- [EXERCISE GOAL]:
Go through the material below and copy each line where the word "Vermittelung" appears.

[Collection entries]
________________________________________
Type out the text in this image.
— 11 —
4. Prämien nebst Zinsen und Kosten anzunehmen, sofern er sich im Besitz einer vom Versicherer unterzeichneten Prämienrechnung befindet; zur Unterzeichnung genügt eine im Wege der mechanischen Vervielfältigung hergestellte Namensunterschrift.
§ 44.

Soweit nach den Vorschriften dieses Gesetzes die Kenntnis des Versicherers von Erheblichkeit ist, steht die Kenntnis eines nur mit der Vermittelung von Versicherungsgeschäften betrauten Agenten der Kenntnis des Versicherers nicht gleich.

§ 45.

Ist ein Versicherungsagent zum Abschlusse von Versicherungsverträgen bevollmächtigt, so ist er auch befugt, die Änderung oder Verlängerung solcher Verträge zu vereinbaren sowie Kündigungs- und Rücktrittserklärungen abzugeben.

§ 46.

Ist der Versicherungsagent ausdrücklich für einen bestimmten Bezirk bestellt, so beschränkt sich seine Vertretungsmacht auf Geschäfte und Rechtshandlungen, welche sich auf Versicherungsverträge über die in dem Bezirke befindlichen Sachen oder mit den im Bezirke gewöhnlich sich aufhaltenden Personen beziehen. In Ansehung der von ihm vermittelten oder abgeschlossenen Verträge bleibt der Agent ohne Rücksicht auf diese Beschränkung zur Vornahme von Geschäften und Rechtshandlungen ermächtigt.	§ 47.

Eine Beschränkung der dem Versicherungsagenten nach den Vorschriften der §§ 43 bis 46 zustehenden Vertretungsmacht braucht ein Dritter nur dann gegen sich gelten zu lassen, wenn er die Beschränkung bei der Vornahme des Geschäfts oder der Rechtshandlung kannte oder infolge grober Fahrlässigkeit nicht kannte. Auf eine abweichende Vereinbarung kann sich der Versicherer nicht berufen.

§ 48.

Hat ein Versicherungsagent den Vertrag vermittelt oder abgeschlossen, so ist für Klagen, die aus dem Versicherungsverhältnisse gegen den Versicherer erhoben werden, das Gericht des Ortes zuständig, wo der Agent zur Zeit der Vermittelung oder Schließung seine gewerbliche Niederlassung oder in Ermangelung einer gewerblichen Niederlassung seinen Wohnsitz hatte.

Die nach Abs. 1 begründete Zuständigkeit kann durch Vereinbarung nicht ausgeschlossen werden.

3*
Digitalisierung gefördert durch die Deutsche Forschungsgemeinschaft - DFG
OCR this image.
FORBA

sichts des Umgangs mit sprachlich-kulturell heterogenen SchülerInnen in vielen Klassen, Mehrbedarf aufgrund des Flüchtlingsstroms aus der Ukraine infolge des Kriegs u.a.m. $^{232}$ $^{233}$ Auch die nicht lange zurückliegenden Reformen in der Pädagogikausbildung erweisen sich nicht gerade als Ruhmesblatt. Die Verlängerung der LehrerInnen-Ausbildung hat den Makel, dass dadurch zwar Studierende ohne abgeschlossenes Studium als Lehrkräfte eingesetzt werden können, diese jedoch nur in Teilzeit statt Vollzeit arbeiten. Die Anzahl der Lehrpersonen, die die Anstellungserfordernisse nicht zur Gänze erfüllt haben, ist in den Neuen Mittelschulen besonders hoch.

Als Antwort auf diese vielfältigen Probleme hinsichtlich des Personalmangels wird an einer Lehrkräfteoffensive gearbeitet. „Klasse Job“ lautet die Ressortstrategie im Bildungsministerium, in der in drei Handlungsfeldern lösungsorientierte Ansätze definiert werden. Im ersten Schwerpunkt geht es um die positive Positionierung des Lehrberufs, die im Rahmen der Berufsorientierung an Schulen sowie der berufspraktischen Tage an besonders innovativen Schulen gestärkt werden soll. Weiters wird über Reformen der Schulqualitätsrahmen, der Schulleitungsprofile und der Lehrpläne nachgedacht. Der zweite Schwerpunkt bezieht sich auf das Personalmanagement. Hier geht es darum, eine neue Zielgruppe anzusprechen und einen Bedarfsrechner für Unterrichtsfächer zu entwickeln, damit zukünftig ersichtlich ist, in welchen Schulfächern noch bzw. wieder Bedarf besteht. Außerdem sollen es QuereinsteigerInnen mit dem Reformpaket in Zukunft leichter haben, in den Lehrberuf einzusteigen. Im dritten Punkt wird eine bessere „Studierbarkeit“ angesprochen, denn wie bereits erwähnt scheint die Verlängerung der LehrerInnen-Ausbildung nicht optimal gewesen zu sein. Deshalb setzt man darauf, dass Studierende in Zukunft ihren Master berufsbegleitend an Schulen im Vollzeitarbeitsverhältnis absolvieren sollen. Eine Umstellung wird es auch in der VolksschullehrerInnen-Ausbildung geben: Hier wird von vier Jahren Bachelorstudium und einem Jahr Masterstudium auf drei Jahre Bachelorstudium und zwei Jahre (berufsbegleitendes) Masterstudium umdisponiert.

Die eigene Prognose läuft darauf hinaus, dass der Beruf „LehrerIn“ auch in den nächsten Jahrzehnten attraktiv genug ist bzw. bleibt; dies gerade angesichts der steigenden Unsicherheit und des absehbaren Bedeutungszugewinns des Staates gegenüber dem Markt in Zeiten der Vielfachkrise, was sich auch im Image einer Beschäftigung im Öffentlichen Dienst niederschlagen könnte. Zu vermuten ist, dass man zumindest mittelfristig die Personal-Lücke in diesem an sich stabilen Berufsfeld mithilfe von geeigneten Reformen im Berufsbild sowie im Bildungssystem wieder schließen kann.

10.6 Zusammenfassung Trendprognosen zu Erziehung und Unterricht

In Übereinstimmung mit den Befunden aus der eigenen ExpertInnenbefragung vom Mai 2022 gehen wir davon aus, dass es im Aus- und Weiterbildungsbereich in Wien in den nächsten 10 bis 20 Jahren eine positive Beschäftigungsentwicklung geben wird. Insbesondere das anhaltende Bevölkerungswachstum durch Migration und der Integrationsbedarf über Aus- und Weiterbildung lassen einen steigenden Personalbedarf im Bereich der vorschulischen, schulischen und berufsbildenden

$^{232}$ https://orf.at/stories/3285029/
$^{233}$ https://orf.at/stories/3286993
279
________________________________________
- [ANSWER TO THE PROBLEM]:
Soweit nach den Vorschriften dieses Gesetzes die Kenntnis des Versicherers von Erheblichkeit ist, steht die Kenntnis eines nur mit der Vermittelung von Versicherungsgeschäften betrauten Agenten der Kenntnis des Versicherers nicht gleich.
Hat ein Versicherungsagent den Vertrag vermittelt oder abgeschlossen, so ist für Klagen, die aus dem Versicherungsverhältnisse gegen den Versicherer erhoben werden, das Gericht des Ortes zuständig, wo der Agent zur Zeit der Vermittelung oder Schließung seine gewerbliche Niederlassung oder in Ermangelung einer gewerblichen Niederlassung seinen Wohnsitz hatte.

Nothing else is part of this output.